* [Information shown]
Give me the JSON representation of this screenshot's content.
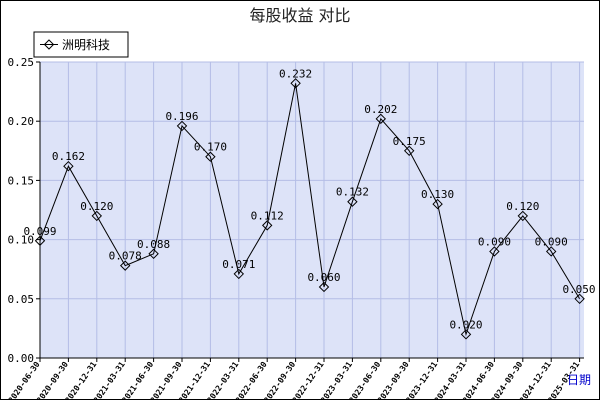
{
  "chart_data": {
    "type": "line",
    "title": "每股收益 对比",
    "xlabel": "日期",
    "ylabel": "",
    "ylim": [
      0,
      0.25
    ],
    "yticks": [
      "0.00",
      "0.05",
      "0.10",
      "0.15",
      "0.20",
      "0.25"
    ],
    "grid": true,
    "legend_position": "top-left",
    "categories": [
      "2020-06-30",
      "2020-09-30",
      "2020-12-31",
      "2021-03-31",
      "2021-06-30",
      "2021-09-30",
      "2021-12-31",
      "2022-03-31",
      "2022-06-30",
      "2022-09-30",
      "2022-12-31",
      "2023-03-31",
      "2023-06-30",
      "2023-09-30",
      "2023-12-31",
      "2024-03-31",
      "2024-06-30",
      "2024-09-30",
      "2024-12-31",
      "2025-03-31"
    ],
    "series": [
      {
        "name": "洲明科技",
        "values": [
          0.099,
          0.162,
          0.12,
          0.078,
          0.088,
          0.196,
          0.17,
          0.071,
          0.112,
          0.232,
          0.06,
          0.132,
          0.202,
          0.175,
          0.13,
          0.02,
          0.09,
          0.12,
          0.09,
          0.05
        ],
        "labels": [
          "0.099",
          "0.162",
          "0.120",
          "0.078",
          "0.088",
          "0.196",
          "0.170",
          "0.071",
          "0.112",
          "0.232",
          "0.060",
          "0.132",
          "0.202",
          "0.175",
          "0.130",
          "0.020",
          "0.090",
          "0.120",
          "0.090",
          "0.050"
        ]
      }
    ],
    "colors": {
      "plot_background": "#dde3f8",
      "grid": "#b4bde6",
      "line": "#000000",
      "page_background": "#ffffff"
    }
  }
}
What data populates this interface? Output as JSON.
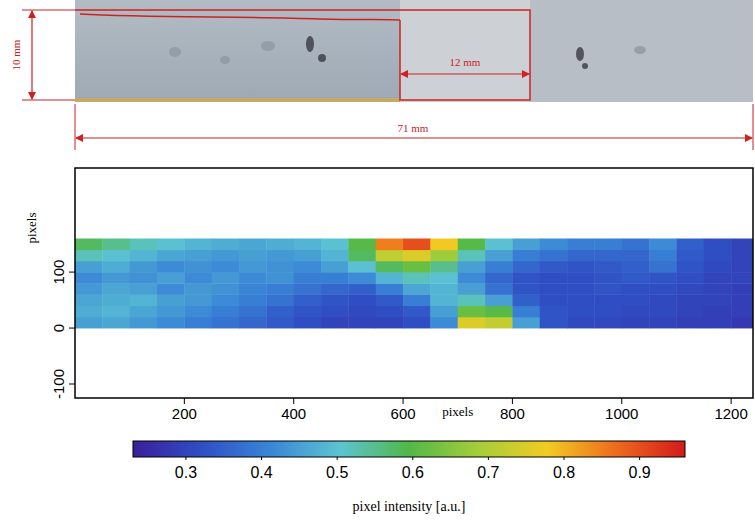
{
  "photo": {
    "labels": {
      "height": "10 mm",
      "window": "12 mm",
      "length": "71 mm"
    }
  },
  "chart_data": {
    "type": "heatmap",
    "xlabel": "pixels",
    "ylabel": "pixels",
    "xlim": [
      0,
      1240
    ],
    "ylim": [
      -125,
      286
    ],
    "xticks": [
      200,
      400,
      600,
      800,
      1000,
      1200
    ],
    "yticks": [
      -100,
      0,
      100
    ],
    "x_edges": [
      0,
      50,
      100,
      150,
      200,
      250,
      300,
      350,
      400,
      450,
      500,
      550,
      600,
      650,
      700,
      750,
      800,
      850,
      900,
      950,
      1000,
      1050,
      1100,
      1150,
      1200,
      1240
    ],
    "y_edges": [
      0,
      20,
      40,
      60,
      80,
      100,
      120,
      140,
      160
    ],
    "cells": [
      [
        0.45,
        0.46,
        0.44,
        0.42,
        0.4,
        0.38,
        0.36,
        0.34,
        0.32,
        0.3,
        0.3,
        0.3,
        0.32,
        0.42,
        0.75,
        0.72,
        0.45,
        0.33,
        0.31,
        0.31,
        0.3,
        0.3,
        0.29,
        0.29,
        0.28
      ],
      [
        0.47,
        0.48,
        0.46,
        0.44,
        0.42,
        0.4,
        0.38,
        0.35,
        0.33,
        0.32,
        0.31,
        0.32,
        0.34,
        0.45,
        0.62,
        0.6,
        0.4,
        0.33,
        0.32,
        0.32,
        0.31,
        0.31,
        0.3,
        0.29,
        0.29
      ],
      [
        0.46,
        0.47,
        0.48,
        0.45,
        0.44,
        0.42,
        0.4,
        0.38,
        0.35,
        0.33,
        0.32,
        0.34,
        0.4,
        0.48,
        0.52,
        0.45,
        0.35,
        0.32,
        0.32,
        0.32,
        0.32,
        0.31,
        0.3,
        0.3,
        0.29
      ],
      [
        0.44,
        0.46,
        0.45,
        0.42,
        0.44,
        0.43,
        0.41,
        0.4,
        0.38,
        0.36,
        0.35,
        0.4,
        0.46,
        0.48,
        0.45,
        0.38,
        0.33,
        0.32,
        0.32,
        0.33,
        0.32,
        0.32,
        0.31,
        0.3,
        0.29
      ],
      [
        0.42,
        0.44,
        0.43,
        0.45,
        0.42,
        0.44,
        0.42,
        0.43,
        0.4,
        0.4,
        0.42,
        0.48,
        0.52,
        0.5,
        0.42,
        0.36,
        0.33,
        0.32,
        0.32,
        0.33,
        0.34,
        0.33,
        0.32,
        0.3,
        0.3
      ],
      [
        0.45,
        0.47,
        0.44,
        0.42,
        0.43,
        0.42,
        0.44,
        0.43,
        0.42,
        0.45,
        0.5,
        0.58,
        0.62,
        0.55,
        0.45,
        0.4,
        0.36,
        0.34,
        0.33,
        0.34,
        0.35,
        0.38,
        0.33,
        0.31,
        0.3
      ],
      [
        0.52,
        0.5,
        0.48,
        0.46,
        0.45,
        0.44,
        0.45,
        0.44,
        0.45,
        0.48,
        0.58,
        0.72,
        0.75,
        0.68,
        0.52,
        0.45,
        0.4,
        0.38,
        0.36,
        0.36,
        0.36,
        0.4,
        0.34,
        0.32,
        0.3
      ],
      [
        0.58,
        0.55,
        0.52,
        0.5,
        0.48,
        0.47,
        0.46,
        0.47,
        0.48,
        0.5,
        0.6,
        0.85,
        0.9,
        0.78,
        0.6,
        0.5,
        0.45,
        0.42,
        0.4,
        0.4,
        0.38,
        0.42,
        0.35,
        0.32,
        0.3
      ]
    ],
    "colorbar": {
      "label": "pixel intensity [a.u.]",
      "range": [
        0.23,
        0.96
      ],
      "ticks": [
        0.3,
        0.4,
        0.5,
        0.6,
        0.7,
        0.8,
        0.9
      ],
      "colors": [
        "#3a1f9a",
        "#2f4fc4",
        "#3a86d6",
        "#5cc4d2",
        "#52b848",
        "#a5cd3a",
        "#f2cc22",
        "#ee6a1e",
        "#d21a1a"
      ]
    }
  }
}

* [The task]
Print each line of the material above exactly, with the pictures removed from your copy.

* [Output below]
Give me the JSON representation of this screenshot's content.
{
  "chart_data": {
    "type": "line",
    "title": "每股收益 对比",
    "xlabel": "日期",
    "ylabel": "",
    "ylim": [
      0,
      0.25
    ],
    "yticks": [
      "0.00",
      "0.05",
      "0.10",
      "0.15",
      "0.20",
      "0.25"
    ],
    "grid": true,
    "legend_position": "top-left",
    "categories": [
      "2020-06-30",
      "2020-09-30",
      "2020-12-31",
      "2021-03-31",
      "2021-06-30",
      "2021-09-30",
      "2021-12-31",
      "2022-03-31",
      "2022-06-30",
      "2022-09-30",
      "2022-12-31",
      "2023-03-31",
      "2023-06-30",
      "2023-09-30",
      "2023-12-31",
      "2024-03-31",
      "2024-06-30",
      "2024-09-30",
      "2024-12-31",
      "2025-03-31"
    ],
    "series": [
      {
        "name": "洲明科技",
        "values": [
          0.099,
          0.162,
          0.12,
          0.078,
          0.088,
          0.196,
          0.17,
          0.071,
          0.112,
          0.232,
          0.06,
          0.132,
          0.202,
          0.175,
          0.13,
          0.02,
          0.09,
          0.12,
          0.09,
          0.05
        ],
        "labels": [
          "0.099",
          "0.162",
          "0.120",
          "0.078",
          "0.088",
          "0.196",
          "0.170",
          "0.071",
          "0.112",
          "0.232",
          "0.060",
          "0.132",
          "0.202",
          "0.175",
          "0.130",
          "0.020",
          "0.090",
          "0.120",
          "0.090",
          "0.050"
        ]
      }
    ],
    "colors": {
      "plot_background": "#dde3f8",
      "grid": "#b4bde6",
      "line": "#000000",
      "page_background": "#ffffff"
    }
  }
}
What data populates this interface? Output as JSON.
{
  "photo": {
    "labels": {
      "height": "10 mm",
      "window": "12 mm",
      "length": "71 mm"
    }
  },
  "chart_data": {
    "type": "heatmap",
    "xlabel": "pixels",
    "ylabel": "pixels",
    "xlim": [
      0,
      1240
    ],
    "ylim": [
      -125,
      286
    ],
    "xticks": [
      200,
      400,
      600,
      800,
      1000,
      1200
    ],
    "yticks": [
      -100,
      0,
      100
    ],
    "x_edges": [
      0,
      50,
      100,
      150,
      200,
      250,
      300,
      350,
      400,
      450,
      500,
      550,
      600,
      650,
      700,
      750,
      800,
      850,
      900,
      950,
      1000,
      1050,
      1100,
      1150,
      1200,
      1240
    ],
    "y_edges": [
      0,
      20,
      40,
      60,
      80,
      100,
      120,
      140,
      160
    ],
    "cells": [
      [
        0.45,
        0.46,
        0.44,
        0.42,
        0.4,
        0.38,
        0.36,
        0.34,
        0.32,
        0.3,
        0.3,
        0.3,
        0.32,
        0.42,
        0.75,
        0.72,
        0.45,
        0.33,
        0.31,
        0.31,
        0.3,
        0.3,
        0.29,
        0.29,
        0.28
      ],
      [
        0.47,
        0.48,
        0.46,
        0.44,
        0.42,
        0.4,
        0.38,
        0.35,
        0.33,
        0.32,
        0.31,
        0.32,
        0.34,
        0.45,
        0.62,
        0.6,
        0.4,
        0.33,
        0.32,
        0.32,
        0.31,
        0.31,
        0.3,
        0.29,
        0.29
      ],
      [
        0.46,
        0.47,
        0.48,
        0.45,
        0.44,
        0.42,
        0.4,
        0.38,
        0.35,
        0.33,
        0.32,
        0.34,
        0.4,
        0.48,
        0.52,
        0.45,
        0.35,
        0.32,
        0.32,
        0.32,
        0.32,
        0.31,
        0.3,
        0.3,
        0.29
      ],
      [
        0.44,
        0.46,
        0.45,
        0.42,
        0.44,
        0.43,
        0.41,
        0.4,
        0.38,
        0.36,
        0.35,
        0.4,
        0.46,
        0.48,
        0.45,
        0.38,
        0.33,
        0.32,
        0.32,
        0.33,
        0.32,
        0.32,
        0.31,
        0.3,
        0.29
      ],
      [
        0.42,
        0.44,
        0.43,
        0.45,
        0.42,
        0.44,
        0.42,
        0.43,
        0.4,
        0.4,
        0.42,
        0.48,
        0.52,
        0.5,
        0.42,
        0.36,
        0.33,
        0.32,
        0.32,
        0.33,
        0.34,
        0.33,
        0.32,
        0.3,
        0.3
      ],
      [
        0.45,
        0.47,
        0.44,
        0.42,
        0.43,
        0.42,
        0.44,
        0.43,
        0.42,
        0.45,
        0.5,
        0.58,
        0.62,
        0.55,
        0.45,
        0.4,
        0.36,
        0.34,
        0.33,
        0.34,
        0.35,
        0.38,
        0.33,
        0.31,
        0.3
      ],
      [
        0.52,
        0.5,
        0.48,
        0.46,
        0.45,
        0.44,
        0.45,
        0.44,
        0.45,
        0.48,
        0.58,
        0.72,
        0.75,
        0.68,
        0.52,
        0.45,
        0.4,
        0.38,
        0.36,
        0.36,
        0.36,
        0.4,
        0.34,
        0.32,
        0.3
      ],
      [
        0.58,
        0.55,
        0.52,
        0.5,
        0.48,
        0.47,
        0.46,
        0.47,
        0.48,
        0.5,
        0.6,
        0.85,
        0.9,
        0.78,
        0.6,
        0.5,
        0.45,
        0.42,
        0.4,
        0.4,
        0.38,
        0.42,
        0.35,
        0.32,
        0.3
      ]
    ],
    "colorbar": {
      "label": "pixel intensity [a.u.]",
      "range": [
        0.23,
        0.96
      ],
      "ticks": [
        0.3,
        0.4,
        0.5,
        0.6,
        0.7,
        0.8,
        0.9
      ],
      "colors": [
        "#3a1f9a",
        "#2f4fc4",
        "#3a86d6",
        "#5cc4d2",
        "#52b848",
        "#a5cd3a",
        "#f2cc22",
        "#ee6a1e",
        "#d21a1a"
      ]
    }
  }
}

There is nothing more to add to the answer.